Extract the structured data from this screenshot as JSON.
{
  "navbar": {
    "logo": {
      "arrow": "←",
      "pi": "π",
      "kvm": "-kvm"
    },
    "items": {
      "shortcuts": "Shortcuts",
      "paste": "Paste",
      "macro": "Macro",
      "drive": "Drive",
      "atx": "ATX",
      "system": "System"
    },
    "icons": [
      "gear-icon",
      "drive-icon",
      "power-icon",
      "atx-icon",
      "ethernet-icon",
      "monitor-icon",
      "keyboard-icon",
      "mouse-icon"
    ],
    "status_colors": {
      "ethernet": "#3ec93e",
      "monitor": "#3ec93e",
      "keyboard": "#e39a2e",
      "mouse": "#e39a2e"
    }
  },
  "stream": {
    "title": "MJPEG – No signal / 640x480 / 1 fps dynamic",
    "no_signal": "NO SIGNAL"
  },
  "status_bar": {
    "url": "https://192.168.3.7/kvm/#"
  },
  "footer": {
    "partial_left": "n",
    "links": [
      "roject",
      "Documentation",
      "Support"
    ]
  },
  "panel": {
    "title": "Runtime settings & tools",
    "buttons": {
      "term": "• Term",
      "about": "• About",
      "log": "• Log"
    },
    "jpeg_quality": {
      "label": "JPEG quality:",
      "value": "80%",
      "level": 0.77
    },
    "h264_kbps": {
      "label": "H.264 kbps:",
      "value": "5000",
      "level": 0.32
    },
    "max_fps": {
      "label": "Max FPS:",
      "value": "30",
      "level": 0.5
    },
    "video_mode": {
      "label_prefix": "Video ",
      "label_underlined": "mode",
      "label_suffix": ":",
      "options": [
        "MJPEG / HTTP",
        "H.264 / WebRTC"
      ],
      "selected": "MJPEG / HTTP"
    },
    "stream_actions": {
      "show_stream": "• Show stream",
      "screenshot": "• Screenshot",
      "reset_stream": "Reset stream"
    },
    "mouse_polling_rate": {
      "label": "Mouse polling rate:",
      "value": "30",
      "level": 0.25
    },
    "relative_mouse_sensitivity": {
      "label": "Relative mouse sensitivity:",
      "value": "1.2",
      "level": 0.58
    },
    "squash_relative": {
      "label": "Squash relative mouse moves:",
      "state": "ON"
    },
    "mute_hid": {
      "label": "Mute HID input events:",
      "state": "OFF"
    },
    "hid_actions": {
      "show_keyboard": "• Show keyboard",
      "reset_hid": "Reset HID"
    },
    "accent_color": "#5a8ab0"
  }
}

==============================

SHORT EXERCISE: Look for lines containing the string "screenshot" and copy them all.

EXERCISE OUTPUT:
Extract the structured data from this screenshot as JSON.
      "screenshot": "• Screenshot",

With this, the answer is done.